__WHAT IS BEING ASKED__: Each line of the material must be returned exactly.

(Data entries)
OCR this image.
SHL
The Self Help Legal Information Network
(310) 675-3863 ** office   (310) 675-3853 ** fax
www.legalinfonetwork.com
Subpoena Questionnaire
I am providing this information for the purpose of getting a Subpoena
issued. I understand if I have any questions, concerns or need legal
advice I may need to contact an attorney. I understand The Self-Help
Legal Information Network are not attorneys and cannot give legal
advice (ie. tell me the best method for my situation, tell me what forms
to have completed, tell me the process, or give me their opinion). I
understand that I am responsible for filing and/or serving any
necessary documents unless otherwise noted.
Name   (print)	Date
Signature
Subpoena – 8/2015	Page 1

__FINISHED EXERCISE__:
OCR this image.
SHL
The Self Help Legal Information Network
(310) 675-3863 ** office   (310) 675-3853 ** fax
www.legalinfonetwork.com
Subpoena Questionnaire
I am providing this information for the purpose of getting a Subpoena
issued. I understand if I have any questions, concerns or need legal
advice I may need to contact an attorney. I understand The Self-Help
Legal Information Network are not attorneys and cannot give legal
advice (ie. tell me the best method for my situation, tell me what forms
to have completed, tell me the process, or give me their opinion). I
understand that I am responsible for filing and/or serving any
necessary documents unless otherwise noted.
Name   (print)	Date
Signature
Subpoena – 8/2015	Page 1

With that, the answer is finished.